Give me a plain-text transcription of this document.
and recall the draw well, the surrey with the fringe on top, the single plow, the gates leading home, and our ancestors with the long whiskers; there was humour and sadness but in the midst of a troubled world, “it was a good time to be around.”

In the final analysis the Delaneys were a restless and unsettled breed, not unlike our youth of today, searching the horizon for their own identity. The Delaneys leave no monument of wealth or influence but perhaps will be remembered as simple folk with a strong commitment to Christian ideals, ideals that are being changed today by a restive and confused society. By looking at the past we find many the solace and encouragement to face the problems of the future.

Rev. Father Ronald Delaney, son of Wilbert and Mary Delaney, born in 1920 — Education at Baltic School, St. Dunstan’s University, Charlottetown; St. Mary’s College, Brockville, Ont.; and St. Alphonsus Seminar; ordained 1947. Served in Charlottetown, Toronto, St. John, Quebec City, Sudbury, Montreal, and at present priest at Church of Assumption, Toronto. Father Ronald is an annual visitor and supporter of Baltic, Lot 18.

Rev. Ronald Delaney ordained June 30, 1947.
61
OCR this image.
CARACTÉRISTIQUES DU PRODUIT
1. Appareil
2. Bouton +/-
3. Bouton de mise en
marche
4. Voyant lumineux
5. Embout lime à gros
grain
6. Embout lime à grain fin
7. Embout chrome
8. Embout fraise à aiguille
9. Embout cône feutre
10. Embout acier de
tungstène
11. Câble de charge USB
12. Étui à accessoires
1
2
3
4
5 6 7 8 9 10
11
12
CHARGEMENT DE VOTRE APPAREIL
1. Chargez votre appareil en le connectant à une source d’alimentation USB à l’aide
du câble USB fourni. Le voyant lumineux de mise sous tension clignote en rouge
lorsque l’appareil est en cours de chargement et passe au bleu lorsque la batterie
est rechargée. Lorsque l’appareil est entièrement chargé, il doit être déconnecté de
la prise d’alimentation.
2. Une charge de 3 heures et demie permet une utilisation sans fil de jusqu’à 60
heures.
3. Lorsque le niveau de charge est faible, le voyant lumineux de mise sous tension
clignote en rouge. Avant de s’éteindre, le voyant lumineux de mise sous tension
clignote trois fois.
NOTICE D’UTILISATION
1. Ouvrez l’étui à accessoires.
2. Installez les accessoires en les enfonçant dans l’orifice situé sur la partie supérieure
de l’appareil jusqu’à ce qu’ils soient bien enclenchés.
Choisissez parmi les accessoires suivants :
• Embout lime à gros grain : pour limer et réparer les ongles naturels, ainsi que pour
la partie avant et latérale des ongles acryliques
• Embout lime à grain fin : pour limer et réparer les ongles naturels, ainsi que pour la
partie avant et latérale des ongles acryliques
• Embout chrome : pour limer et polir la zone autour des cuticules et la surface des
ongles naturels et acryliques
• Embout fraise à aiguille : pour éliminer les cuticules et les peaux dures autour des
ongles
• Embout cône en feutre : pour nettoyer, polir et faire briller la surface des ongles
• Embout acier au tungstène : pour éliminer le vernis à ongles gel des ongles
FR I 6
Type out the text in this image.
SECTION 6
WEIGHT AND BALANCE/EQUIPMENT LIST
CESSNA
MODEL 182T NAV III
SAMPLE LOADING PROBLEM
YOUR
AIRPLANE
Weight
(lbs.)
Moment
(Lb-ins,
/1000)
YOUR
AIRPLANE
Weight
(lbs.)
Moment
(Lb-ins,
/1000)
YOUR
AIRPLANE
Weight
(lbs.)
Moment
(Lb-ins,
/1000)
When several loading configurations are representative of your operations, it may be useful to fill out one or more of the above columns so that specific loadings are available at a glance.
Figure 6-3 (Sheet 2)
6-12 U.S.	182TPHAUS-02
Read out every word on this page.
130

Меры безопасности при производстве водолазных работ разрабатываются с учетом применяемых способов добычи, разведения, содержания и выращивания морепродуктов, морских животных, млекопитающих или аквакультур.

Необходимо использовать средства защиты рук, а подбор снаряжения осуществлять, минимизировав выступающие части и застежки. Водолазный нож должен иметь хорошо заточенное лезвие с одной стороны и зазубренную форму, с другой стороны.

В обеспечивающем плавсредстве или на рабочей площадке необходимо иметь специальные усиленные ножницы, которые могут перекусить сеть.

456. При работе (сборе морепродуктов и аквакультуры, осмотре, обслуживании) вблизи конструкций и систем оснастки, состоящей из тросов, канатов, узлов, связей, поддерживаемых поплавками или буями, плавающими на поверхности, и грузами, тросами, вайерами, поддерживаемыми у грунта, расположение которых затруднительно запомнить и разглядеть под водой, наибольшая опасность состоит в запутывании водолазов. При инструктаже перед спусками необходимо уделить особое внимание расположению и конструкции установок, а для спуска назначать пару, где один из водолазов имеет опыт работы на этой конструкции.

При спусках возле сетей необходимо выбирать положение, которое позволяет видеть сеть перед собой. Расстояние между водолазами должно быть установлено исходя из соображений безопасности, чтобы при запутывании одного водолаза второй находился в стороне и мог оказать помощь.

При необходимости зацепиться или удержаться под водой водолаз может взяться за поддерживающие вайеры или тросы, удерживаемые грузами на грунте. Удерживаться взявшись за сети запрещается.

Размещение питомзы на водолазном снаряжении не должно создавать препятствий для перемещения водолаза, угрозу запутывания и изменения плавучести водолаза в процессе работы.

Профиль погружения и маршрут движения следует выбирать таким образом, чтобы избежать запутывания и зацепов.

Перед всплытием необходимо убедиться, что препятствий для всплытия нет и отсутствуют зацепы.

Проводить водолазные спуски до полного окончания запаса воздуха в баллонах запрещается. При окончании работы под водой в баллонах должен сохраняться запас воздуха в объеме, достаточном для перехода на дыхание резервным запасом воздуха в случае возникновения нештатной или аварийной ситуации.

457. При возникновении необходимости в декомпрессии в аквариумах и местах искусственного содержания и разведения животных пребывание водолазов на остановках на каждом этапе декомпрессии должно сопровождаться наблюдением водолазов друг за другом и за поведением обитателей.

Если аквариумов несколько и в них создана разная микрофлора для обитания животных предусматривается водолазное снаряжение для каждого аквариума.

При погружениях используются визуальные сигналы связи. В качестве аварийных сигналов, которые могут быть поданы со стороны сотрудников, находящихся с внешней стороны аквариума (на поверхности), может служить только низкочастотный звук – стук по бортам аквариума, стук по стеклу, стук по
+++
Requirements — Of all the lines in the data above, state how many include "запрещается". Say only the number.

Exercise solution — 2